Spatial annotation listing

:::::

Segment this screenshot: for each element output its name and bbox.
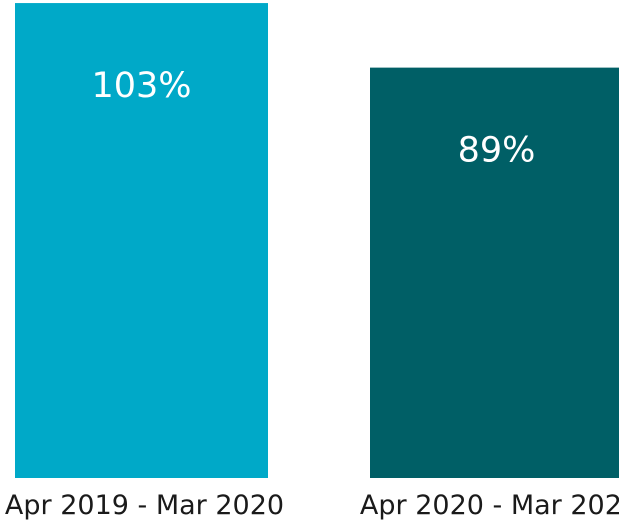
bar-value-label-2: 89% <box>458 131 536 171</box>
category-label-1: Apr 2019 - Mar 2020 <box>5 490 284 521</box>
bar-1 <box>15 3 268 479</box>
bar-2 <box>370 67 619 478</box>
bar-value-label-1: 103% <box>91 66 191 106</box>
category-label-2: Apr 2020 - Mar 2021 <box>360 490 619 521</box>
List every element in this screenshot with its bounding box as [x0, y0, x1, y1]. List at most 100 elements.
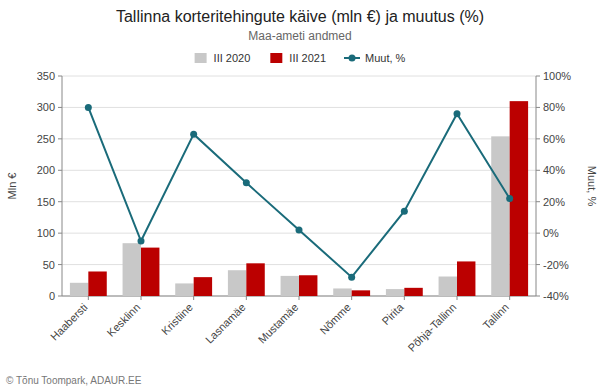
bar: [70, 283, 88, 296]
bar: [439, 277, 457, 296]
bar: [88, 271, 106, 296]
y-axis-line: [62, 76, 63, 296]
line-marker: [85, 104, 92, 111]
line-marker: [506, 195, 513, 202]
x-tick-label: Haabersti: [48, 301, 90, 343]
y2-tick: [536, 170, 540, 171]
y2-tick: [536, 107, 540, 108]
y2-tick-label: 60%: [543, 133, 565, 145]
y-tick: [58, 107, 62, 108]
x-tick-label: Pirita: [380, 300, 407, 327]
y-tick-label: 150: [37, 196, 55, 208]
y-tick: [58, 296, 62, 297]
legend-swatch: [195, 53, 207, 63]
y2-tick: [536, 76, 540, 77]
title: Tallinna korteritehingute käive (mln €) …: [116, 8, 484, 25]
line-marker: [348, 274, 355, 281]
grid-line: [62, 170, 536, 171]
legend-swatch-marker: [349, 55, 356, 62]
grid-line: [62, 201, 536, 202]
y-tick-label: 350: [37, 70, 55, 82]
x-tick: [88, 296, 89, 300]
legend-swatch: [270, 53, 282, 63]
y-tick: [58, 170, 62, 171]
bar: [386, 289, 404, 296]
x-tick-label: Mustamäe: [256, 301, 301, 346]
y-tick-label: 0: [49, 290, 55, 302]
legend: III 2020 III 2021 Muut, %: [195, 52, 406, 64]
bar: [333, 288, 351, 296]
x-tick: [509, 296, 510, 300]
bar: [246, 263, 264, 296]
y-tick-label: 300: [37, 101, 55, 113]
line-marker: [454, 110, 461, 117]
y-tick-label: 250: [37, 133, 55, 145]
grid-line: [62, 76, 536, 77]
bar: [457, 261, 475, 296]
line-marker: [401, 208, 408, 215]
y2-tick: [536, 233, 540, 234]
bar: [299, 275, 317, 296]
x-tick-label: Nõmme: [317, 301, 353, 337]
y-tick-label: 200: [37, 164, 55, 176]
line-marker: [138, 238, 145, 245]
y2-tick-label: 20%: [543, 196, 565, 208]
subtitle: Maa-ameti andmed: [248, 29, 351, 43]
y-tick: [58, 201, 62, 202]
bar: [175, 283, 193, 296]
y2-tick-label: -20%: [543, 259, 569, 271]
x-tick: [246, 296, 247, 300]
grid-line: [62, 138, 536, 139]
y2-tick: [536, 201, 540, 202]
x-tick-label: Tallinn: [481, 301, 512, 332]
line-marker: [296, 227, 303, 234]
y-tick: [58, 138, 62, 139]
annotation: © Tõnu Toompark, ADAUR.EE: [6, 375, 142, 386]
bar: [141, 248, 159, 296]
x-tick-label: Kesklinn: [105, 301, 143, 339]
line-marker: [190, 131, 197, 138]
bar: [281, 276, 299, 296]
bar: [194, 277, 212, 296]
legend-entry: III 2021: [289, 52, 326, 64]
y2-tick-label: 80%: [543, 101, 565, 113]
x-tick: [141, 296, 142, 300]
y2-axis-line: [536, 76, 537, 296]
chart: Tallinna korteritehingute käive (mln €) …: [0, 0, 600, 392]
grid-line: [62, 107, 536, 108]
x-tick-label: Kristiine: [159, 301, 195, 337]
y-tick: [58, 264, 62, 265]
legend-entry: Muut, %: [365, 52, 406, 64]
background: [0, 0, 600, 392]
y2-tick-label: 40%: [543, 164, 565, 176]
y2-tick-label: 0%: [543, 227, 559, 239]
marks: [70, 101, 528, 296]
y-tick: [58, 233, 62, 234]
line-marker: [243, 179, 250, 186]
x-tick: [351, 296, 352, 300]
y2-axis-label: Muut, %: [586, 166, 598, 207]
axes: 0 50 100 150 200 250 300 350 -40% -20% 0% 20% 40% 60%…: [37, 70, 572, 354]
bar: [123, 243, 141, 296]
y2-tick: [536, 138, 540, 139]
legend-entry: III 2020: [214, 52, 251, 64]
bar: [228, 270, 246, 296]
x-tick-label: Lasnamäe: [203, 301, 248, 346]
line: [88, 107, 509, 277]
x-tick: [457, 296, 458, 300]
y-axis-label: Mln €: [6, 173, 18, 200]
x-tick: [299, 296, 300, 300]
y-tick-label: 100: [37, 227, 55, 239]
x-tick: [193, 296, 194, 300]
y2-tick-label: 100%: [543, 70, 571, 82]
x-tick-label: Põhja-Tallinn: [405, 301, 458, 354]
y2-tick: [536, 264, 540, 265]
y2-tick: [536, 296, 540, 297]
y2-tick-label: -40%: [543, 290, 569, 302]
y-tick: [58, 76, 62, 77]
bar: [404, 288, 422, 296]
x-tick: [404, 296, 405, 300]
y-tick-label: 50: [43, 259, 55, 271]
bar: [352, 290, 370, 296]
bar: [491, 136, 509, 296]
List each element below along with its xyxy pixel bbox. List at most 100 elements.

:::::

WHAT YOU HAVE TO DO
Copy every line of the listing above without changes, leaving out the pictures.

EXERCISE RESULT
Segment this screenshot: for each element output its name and bbox.
bar-value-label-2: 89% <box>458 131 536 171</box>
category-label-1: Apr 2019 - Mar 2020 <box>5 490 284 521</box>
bar-1 <box>15 3 268 479</box>
bar-2 <box>370 67 619 478</box>
bar-value-label-1: 103% <box>91 66 191 106</box>
category-label-2: Apr 2020 - Mar 2021 <box>360 490 619 521</box>
List every element in this screenshot with its bounding box as [x0, y0, x1, y1]. List at most 100 elements.
bar: [70, 283, 88, 296]
bar: [439, 277, 457, 296]
bar: [88, 271, 106, 296]
y-axis-line: [62, 76, 63, 296]
line-marker: [85, 104, 92, 111]
line-marker: [506, 195, 513, 202]
x-tick-label: Haabersti: [48, 301, 90, 343]
y2-tick: [536, 170, 540, 171]
y2-tick: [536, 107, 540, 108]
y2-tick-label: 60%: [543, 133, 565, 145]
y-tick: [58, 107, 62, 108]
x-tick-label: Pirita: [380, 300, 407, 327]
y-tick-label: 150: [37, 196, 55, 208]
y-tick: [58, 296, 62, 297]
legend-swatch: [195, 53, 207, 63]
y2-tick: [536, 76, 540, 77]
title: Tallinna korteritehingute käive (mln €) …: [116, 8, 484, 25]
line-marker: [348, 274, 355, 281]
grid-line: [62, 170, 536, 171]
legend-swatch-marker: [349, 55, 356, 62]
grid-line: [62, 201, 536, 202]
y-tick-label: 350: [37, 70, 55, 82]
x-tick: [88, 296, 89, 300]
legend-swatch: [270, 53, 282, 63]
y-tick: [58, 170, 62, 171]
bar: [386, 289, 404, 296]
x-tick-label: Mustamäe: [256, 301, 301, 346]
y-tick-label: 0: [49, 290, 55, 302]
legend: III 2020 III 2021 Muut, %: [195, 52, 406, 64]
bar: [333, 288, 351, 296]
x-tick: [509, 296, 510, 300]
bar: [246, 263, 264, 296]
y-tick-label: 300: [37, 101, 55, 113]
line-marker: [454, 110, 461, 117]
y-tick-label: 250: [37, 133, 55, 145]
grid-line: [62, 76, 536, 77]
bar: [457, 261, 475, 296]
line-marker: [401, 208, 408, 215]
y2-tick: [536, 233, 540, 234]
bar: [299, 275, 317, 296]
x-tick-label: Nõmme: [317, 301, 353, 337]
y-tick-label: 200: [37, 164, 55, 176]
line-marker: [138, 238, 145, 245]
y2-tick-label: 20%: [543, 196, 565, 208]
subtitle: Maa-ameti andmed: [248, 29, 351, 43]
y-tick: [58, 201, 62, 202]
bar: [175, 283, 193, 296]
y2-tick-label: -20%: [543, 259, 569, 271]
x-tick: [246, 296, 247, 300]
grid-line: [62, 138, 536, 139]
y2-tick: [536, 201, 540, 202]
x-tick-label: Tallinn: [481, 301, 512, 332]
line-marker: [296, 227, 303, 234]
y-tick: [58, 138, 62, 139]
annotation: © Tõnu Toompark, ADAUR.EE: [6, 375, 142, 386]
bar: [141, 248, 159, 296]
x-tick-label: Kesklinn: [105, 301, 143, 339]
line-marker: [190, 131, 197, 138]
bar: [281, 276, 299, 296]
bar: [194, 277, 212, 296]
legend-entry: III 2021: [289, 52, 326, 64]
y2-tick-label: 80%: [543, 101, 565, 113]
x-tick: [141, 296, 142, 300]
y2-axis-line: [536, 76, 537, 296]
chart: Tallinna korteritehingute käive (mln €) …: [0, 0, 600, 392]
grid-line: [62, 107, 536, 108]
x-tick-label: Kristiine: [159, 301, 195, 337]
y-tick: [58, 264, 62, 265]
legend-entry: Muut, %: [365, 52, 406, 64]
background: [0, 0, 600, 392]
y2-tick-label: 40%: [543, 164, 565, 176]
y2-tick-label: 0%: [543, 227, 559, 239]
marks: [70, 101, 528, 296]
y-tick: [58, 233, 62, 234]
line-marker: [243, 179, 250, 186]
x-tick: [351, 296, 352, 300]
y2-axis-label: Muut, %: [586, 166, 598, 207]
axes: 0 50 100 150 200 250 300 350 -40% -20% 0% 20% 40% 60%…: [37, 70, 572, 354]
bar: [123, 243, 141, 296]
y2-tick: [536, 138, 540, 139]
legend-entry: III 2020: [214, 52, 251, 64]
bar: [228, 270, 246, 296]
x-tick-label: Lasnamäe: [203, 301, 248, 346]
line: [88, 107, 509, 277]
x-tick: [457, 296, 458, 300]
y-axis-label: Mln €: [6, 173, 18, 200]
x-tick: [299, 296, 300, 300]
y-tick-label: 100: [37, 227, 55, 239]
x-tick: [193, 296, 194, 300]
y2-tick-label: 100%: [543, 70, 571, 82]
x-tick-label: Põhja-Tallinn: [405, 301, 458, 354]
y2-tick: [536, 264, 540, 265]
y2-tick: [536, 296, 540, 297]
y2-tick-label: -40%: [543, 290, 569, 302]
y-tick: [58, 76, 62, 77]
bar: [404, 288, 422, 296]
x-tick: [404, 296, 405, 300]
y-tick-label: 50: [43, 259, 55, 271]
bar: [352, 290, 370, 296]
bar: [491, 136, 509, 296]
List each element below along with its xyxy pixel bbox. List at most 100 elements.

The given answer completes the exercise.